:: YOUR TASK ::
Would you return all of this data exactly, leaving nothing out?

:: EXERCISE INPUTS ::
------------------------------------------------------------------------

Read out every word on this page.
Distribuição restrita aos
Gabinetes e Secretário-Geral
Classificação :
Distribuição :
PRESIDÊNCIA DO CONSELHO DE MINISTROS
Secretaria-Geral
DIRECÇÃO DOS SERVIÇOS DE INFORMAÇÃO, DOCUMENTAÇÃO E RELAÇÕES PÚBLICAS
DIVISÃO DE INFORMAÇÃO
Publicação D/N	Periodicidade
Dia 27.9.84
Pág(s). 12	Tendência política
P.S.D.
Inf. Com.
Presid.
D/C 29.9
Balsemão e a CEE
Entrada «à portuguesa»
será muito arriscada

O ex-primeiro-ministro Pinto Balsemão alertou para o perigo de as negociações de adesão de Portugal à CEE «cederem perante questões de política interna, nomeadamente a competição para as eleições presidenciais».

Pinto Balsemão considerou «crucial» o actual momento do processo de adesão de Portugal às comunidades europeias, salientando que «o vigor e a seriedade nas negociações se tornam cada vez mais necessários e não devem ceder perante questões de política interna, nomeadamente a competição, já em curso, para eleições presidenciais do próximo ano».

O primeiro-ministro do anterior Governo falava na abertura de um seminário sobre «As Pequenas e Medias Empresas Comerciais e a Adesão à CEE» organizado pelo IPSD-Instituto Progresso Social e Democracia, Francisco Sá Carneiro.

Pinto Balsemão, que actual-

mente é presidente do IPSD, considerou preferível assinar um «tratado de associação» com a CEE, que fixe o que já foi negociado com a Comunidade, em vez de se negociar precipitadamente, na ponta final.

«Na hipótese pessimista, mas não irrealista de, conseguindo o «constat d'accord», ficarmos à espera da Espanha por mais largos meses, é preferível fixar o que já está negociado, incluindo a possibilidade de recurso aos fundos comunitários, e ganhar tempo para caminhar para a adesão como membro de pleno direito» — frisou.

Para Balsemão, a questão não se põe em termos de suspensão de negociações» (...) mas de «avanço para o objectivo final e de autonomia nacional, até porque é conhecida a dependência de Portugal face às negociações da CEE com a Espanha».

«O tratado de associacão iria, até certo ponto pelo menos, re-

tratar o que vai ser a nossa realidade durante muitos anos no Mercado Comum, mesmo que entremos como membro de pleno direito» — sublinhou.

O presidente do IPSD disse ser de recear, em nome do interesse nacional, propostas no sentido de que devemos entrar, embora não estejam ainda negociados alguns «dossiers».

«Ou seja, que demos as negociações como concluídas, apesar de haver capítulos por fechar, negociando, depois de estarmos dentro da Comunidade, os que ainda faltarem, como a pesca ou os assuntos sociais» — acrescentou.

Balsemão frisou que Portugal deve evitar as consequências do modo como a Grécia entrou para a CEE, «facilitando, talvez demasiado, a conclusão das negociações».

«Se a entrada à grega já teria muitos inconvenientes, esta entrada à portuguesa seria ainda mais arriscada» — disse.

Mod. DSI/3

------------------------------------------------------------------------

:: SOLUTION TO THE PROBLEM ::
Read out every word on this page.
Distribuição restrita aos
Gabinetes e Secretário-Geral
Classificação :
Distribuição :
PRESIDÊNCIA DO CONSELHO DE MINISTROS
Secretaria-Geral
DIRECÇÃO DOS SERVIÇOS DE INFORMAÇÃO, DOCUMENTAÇÃO E RELAÇÕES PÚBLICAS
DIVISÃO DE INFORMAÇÃO
Publicação D/N	Periodicidade
Dia 27.9.84
Pág(s). 12	Tendência política
P.S.D.
Inf. Com.
Presid.
D/C 29.9
Balsemão e a CEE
Entrada «à portuguesa»
será muito arriscada

O ex-primeiro-ministro Pinto Balsemão alertou para o perigo de as negociações de adesão de Portugal à CEE «cederem perante questões de política interna, nomeadamente a competição para as eleições presidenciais».

Pinto Balsemão considerou «crucial» o actual momento do processo de adesão de Portugal às comunidades europeias, salientando que «o vigor e a seriedade nas negociações se tornam cada vez mais necessários e não devem ceder perante questões de política interna, nomeadamente a competição, já em curso, para eleições presidenciais do próximo ano».

O primeiro-ministro do anterior Governo falava na abertura de um seminário sobre «As Pequenas e Medias Empresas Comerciais e a Adesão à CEE» organizado pelo IPSD-Instituto Progresso Social e Democracia, Francisco Sá Carneiro.

Pinto Balsemão, que actual-

mente é presidente do IPSD, considerou preferível assinar um «tratado de associação» com a CEE, que fixe o que já foi negociado com a Comunidade, em vez de se negociar precipitadamente, na ponta final.

«Na hipótese pessimista, mas não irrealista de, conseguindo o «constat d'accord», ficarmos à espera da Espanha por mais largos meses, é preferível fixar o que já está negociado, incluindo a possibilidade de recurso aos fundos comunitários, e ganhar tempo para caminhar para a adesão como membro de pleno direito» — frisou.

Para Balsemão, a questão não se põe em termos de suspensão de negociações» (...) mas de «avanço para o objectivo final e de autonomia nacional, até porque é conhecida a dependência de Portugal face às negociações da CEE com a Espanha».

«O tratado de associacão iria, até certo ponto pelo menos, re-

tratar o que vai ser a nossa realidade durante muitos anos no Mercado Comum, mesmo que entremos como membro de pleno direito» — sublinhou.

O presidente do IPSD disse ser de recear, em nome do interesse nacional, propostas no sentido de que devemos entrar, embora não estejam ainda negociados alguns «dossiers».

«Ou seja, que demos as negociações como concluídas, apesar de haver capítulos por fechar, negociando, depois de estarmos dentro da Comunidade, os que ainda faltarem, como a pesca ou os assuntos sociais» — acrescentou.

Balsemão frisou que Portugal deve evitar as consequências do modo como a Grécia entrou para a CEE, «facilitando, talvez demasiado, a conclusão das negociações».

«Se a entrada à grega já teria muitos inconvenientes, esta entrada à portuguesa seria ainda mais arriscada» — disse.

Mod. DSI/3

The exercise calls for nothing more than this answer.